Locate each line below that includes "color" and reproduce it.
○ ○ ○ ○ ○ ○ ○
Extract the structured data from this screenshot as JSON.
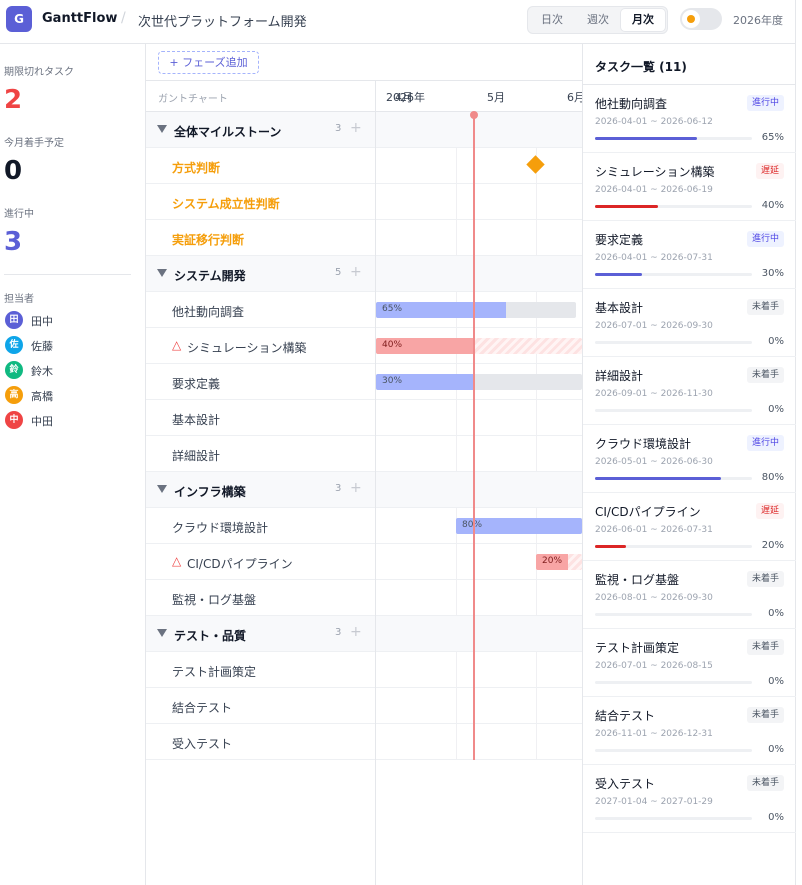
{
  "header": {
    "logo": "G",
    "app_name": "GanttFlow",
    "separator": "/",
    "project": "次世代プラットフォーム開発",
    "views": [
      "日次",
      "週次",
      "月次"
    ],
    "active_view": "月次",
    "year": "2026年度",
    "theme_toggle_icon": "sun-icon"
  },
  "stats": {
    "overdue_label": "期限切れタスク",
    "overdue_value": "2",
    "starting_label": "今月着手予定",
    "starting_value": "0",
    "inprogress_label": "進行中",
    "inprogress_value": "3",
    "assignees_label": "担当者",
    "assignees": [
      {
        "initial": "田",
        "name": "田中",
        "color": "#5b5fd6"
      },
      {
        "initial": "佐",
        "name": "佐藤",
        "color": "#0ea5e9"
      },
      {
        "initial": "鈴",
        "name": "鈴木",
        "color": "#10b981"
      },
      {
        "initial": "高",
        "name": "高橋",
        "color": "#f59e0b"
      },
      {
        "initial": "中",
        "name": "中田",
        "color": "#ef4444"
      }
    ]
  },
  "gantt": {
    "add_phase": "+ フェーズ追加",
    "header_label": "ガントチャート",
    "months": [
      "2026年",
      "4月",
      "5月",
      "6月"
    ],
    "phases": [
      {
        "name": "全体マイルストーン",
        "count": "3",
        "plus": "+",
        "rows": [
          {
            "name": "方式判断",
            "type": "milestone"
          },
          {
            "name": "システム成立性判断",
            "type": "milestone"
          },
          {
            "name": "実証移行判断",
            "type": "milestone"
          }
        ]
      },
      {
        "name": "システム開発",
        "count": "5",
        "plus": "+",
        "rows": [
          {
            "name": "他社動向調査",
            "type": "task",
            "bar": {
              "label": "65%",
              "progress": 0.65,
              "status": "normal"
            }
          },
          {
            "name": "シミュレーション構築",
            "type": "task",
            "warn": "△",
            "bar": {
              "label": "40%",
              "progress": 0.4,
              "status": "late"
            }
          },
          {
            "name": "要求定義",
            "type": "task",
            "bar": {
              "label": "30%",
              "progress": 0.3,
              "status": "normal"
            }
          },
          {
            "name": "基本設計",
            "type": "task"
          },
          {
            "name": "詳細設計",
            "type": "task"
          }
        ]
      },
      {
        "name": "インフラ構築",
        "count": "3",
        "plus": "+",
        "rows": [
          {
            "name": "クラウド環境設計",
            "type": "task",
            "bar": {
              "label": "80%",
              "progress": 0.8,
              "status": "normal"
            }
          },
          {
            "name": "CI/CDパイプライン",
            "type": "task",
            "warn": "△",
            "bar": {
              "label": "20%",
              "progress": 0.2,
              "status": "late"
            }
          },
          {
            "name": "監視・ログ基盤",
            "type": "task"
          }
        ]
      },
      {
        "name": "テスト・品質",
        "count": "3",
        "plus": "+",
        "rows": [
          {
            "name": "テスト計画策定",
            "type": "task"
          },
          {
            "name": "結合テスト",
            "type": "task"
          },
          {
            "name": "受入テスト",
            "type": "task"
          }
        ]
      }
    ]
  },
  "panel": {
    "title": "タスク一覧 (11)",
    "tasks": [
      {
        "name": "他社動向調査",
        "dates": "2026-04-01 ~ 2026-06-12",
        "status": "進行中",
        "status_key": "st-ip",
        "progress": "65%"
      },
      {
        "name": "シミュレーション構築",
        "dates": "2026-04-01 ~ 2026-06-19",
        "status": "遅延",
        "status_key": "st-late",
        "progress": "40%"
      },
      {
        "name": "要求定義",
        "dates": "2026-04-01 ~ 2026-07-31",
        "status": "進行中",
        "status_key": "st-ip",
        "progress": "30%"
      },
      {
        "name": "基本設計",
        "dates": "2026-07-01 ~ 2026-09-30",
        "status": "未着手",
        "status_key": "st-ns",
        "progress": "0%"
      },
      {
        "name": "詳細設計",
        "dates": "2026-09-01 ~ 2026-11-30",
        "status": "未着手",
        "status_key": "st-ns",
        "progress": "0%"
      },
      {
        "name": "クラウド環境設計",
        "dates": "2026-05-01 ~ 2026-06-30",
        "status": "進行中",
        "status_key": "st-ip",
        "progress": "80%"
      },
      {
        "name": "CI/CDパイプライン",
        "dates": "2026-06-01 ~ 2026-07-31",
        "status": "遅延",
        "status_key": "st-late",
        "progress": "20%"
      },
      {
        "name": "監視・ログ基盤",
        "dates": "2026-08-01 ~ 2026-09-30",
        "status": "未着手",
        "status_key": "st-ns",
        "progress": "0%"
      },
      {
        "name": "テスト計画策定",
        "dates": "2026-07-01 ~ 2026-08-15",
        "status": "未着手",
        "status_key": "st-ns",
        "progress": "0%"
      },
      {
        "name": "結合テスト",
        "dates": "2026-11-01 ~ 2026-12-31",
        "status": "未着手",
        "status_key": "st-ns",
        "progress": "0%"
      },
      {
        "name": "受入テスト",
        "dates": "2027-01-04 ~ 2027-01-29",
        "status": "未着手",
        "status_key": "st-ns",
        "progress": "0%"
      }
    ]
  }
}
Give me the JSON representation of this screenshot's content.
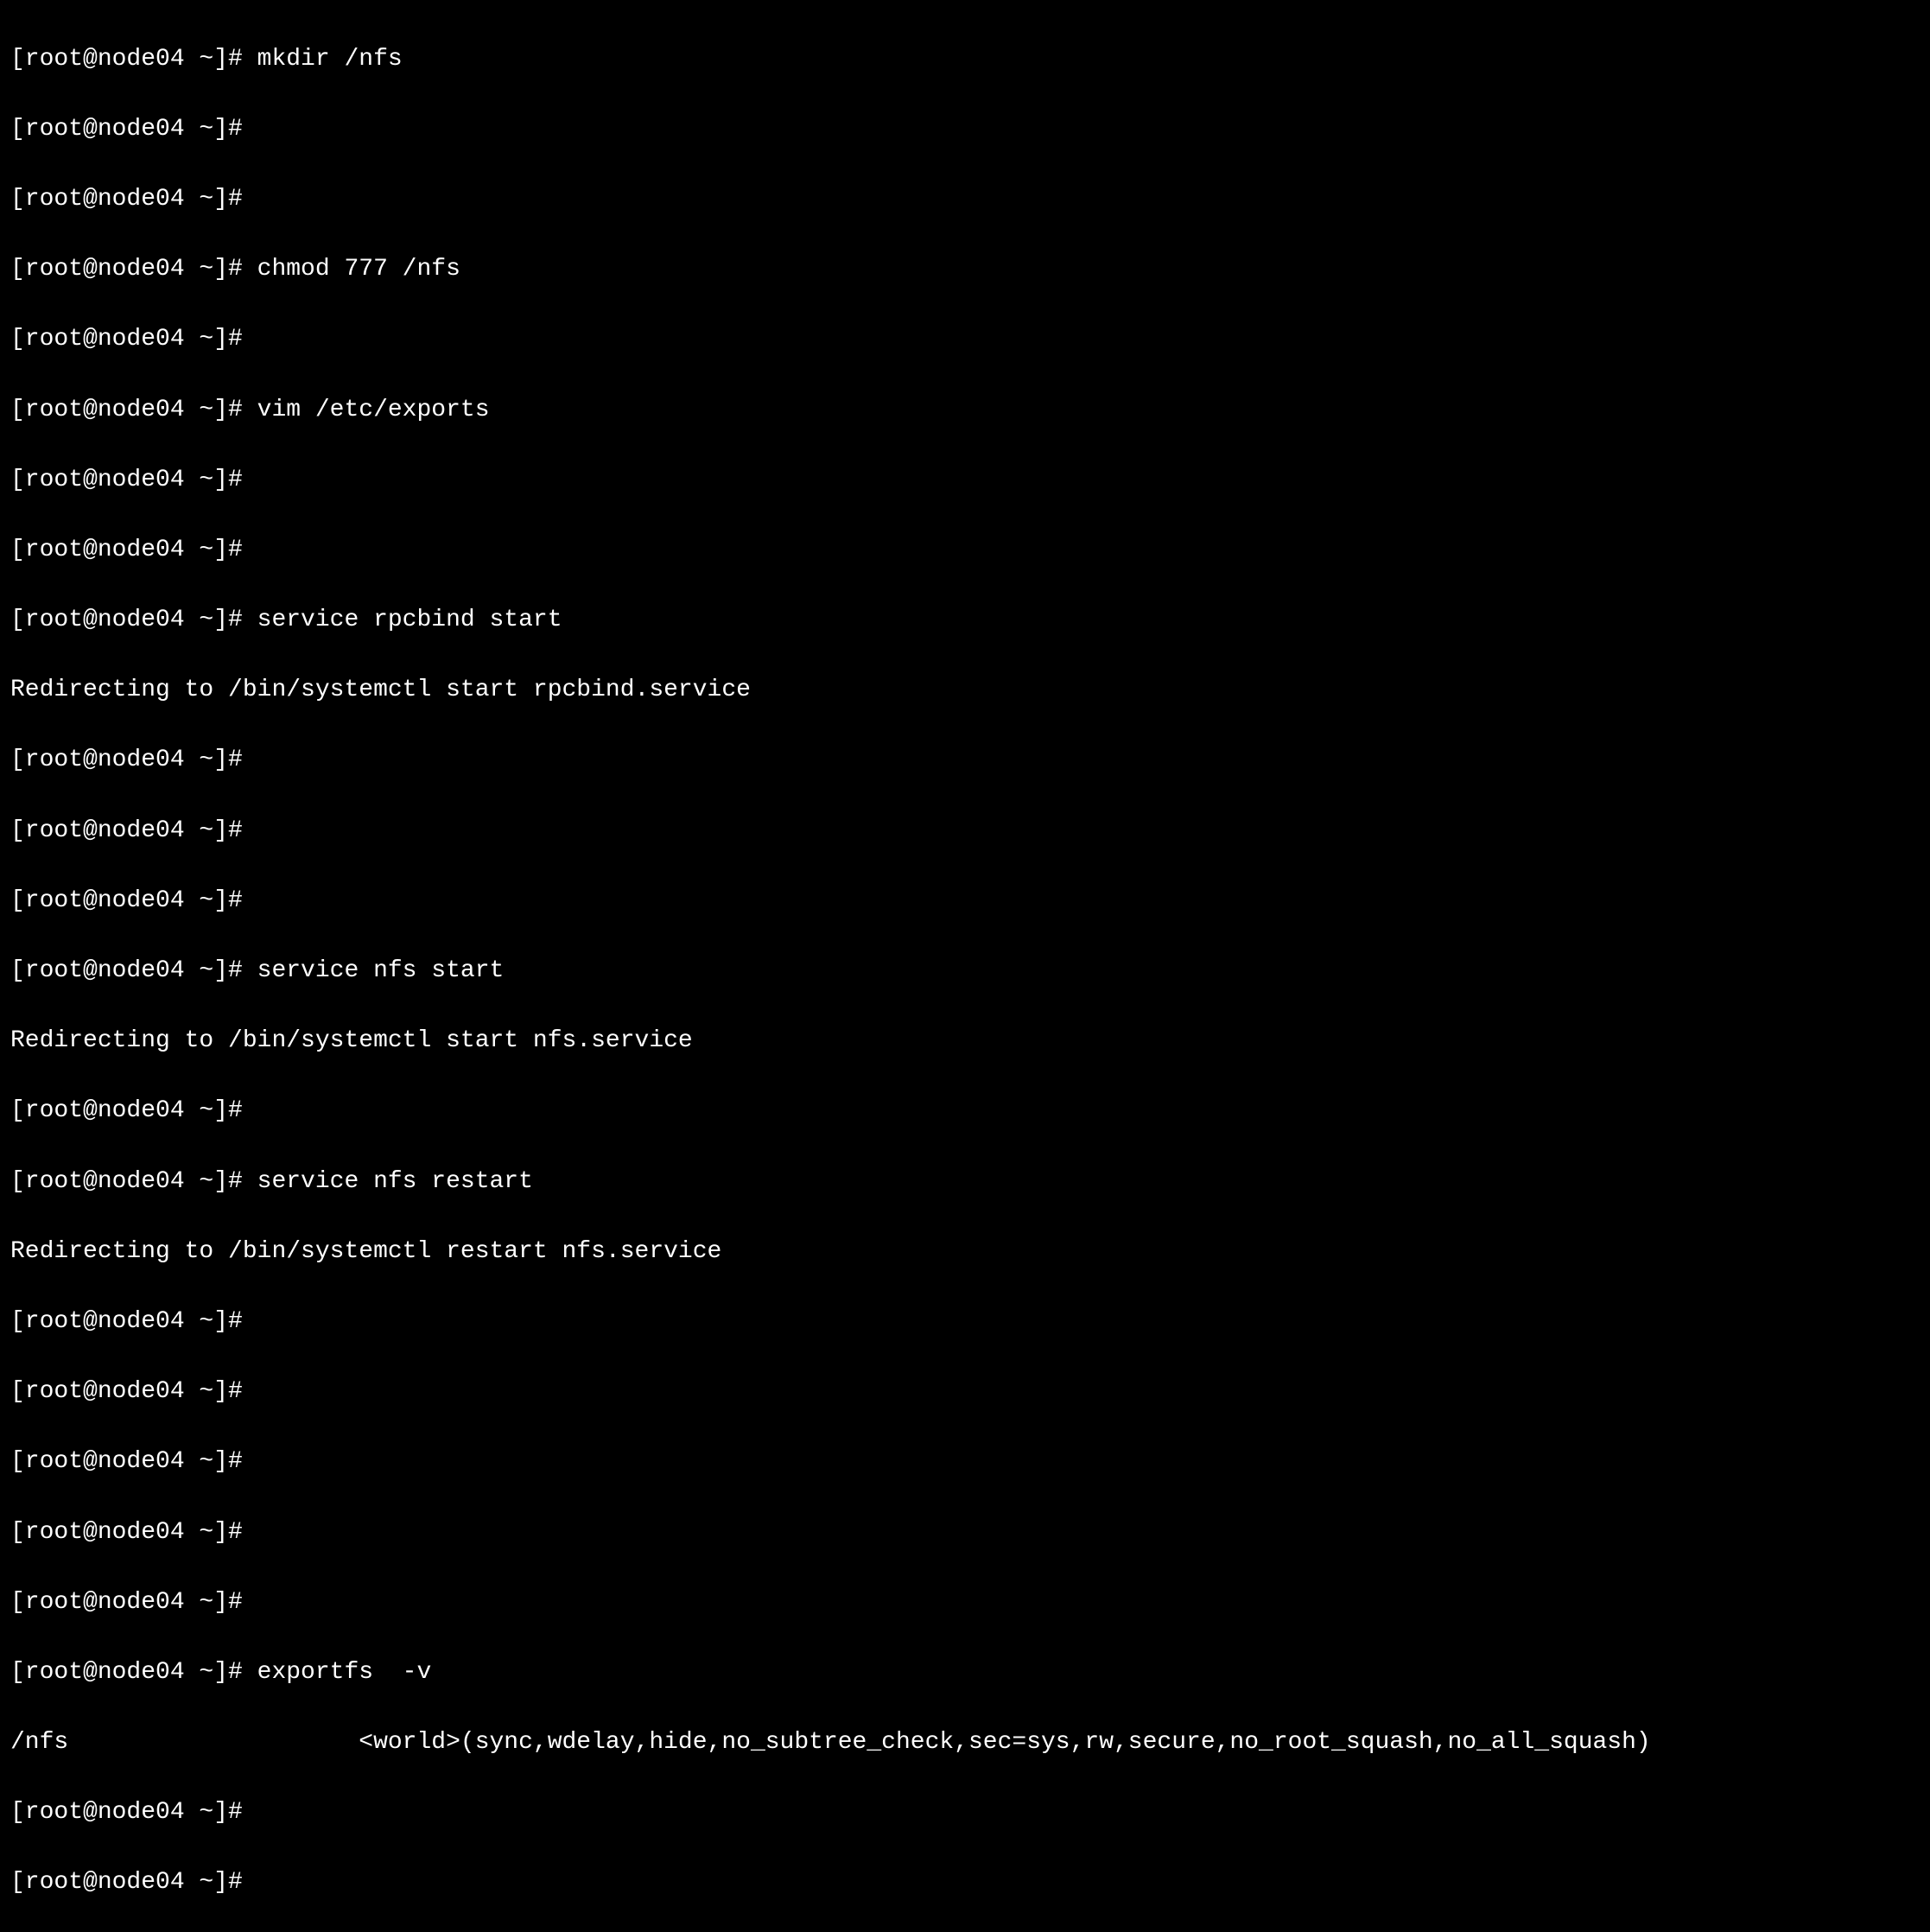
○ ○ ○ ○ ○ ○ ○
◆ RESPONSE
        "color": "#5b5fd6"
        "color": "#0ea5e9"
        "color": "#10b981"
        "color": "#f59e0b"
        "color": "#ef4444"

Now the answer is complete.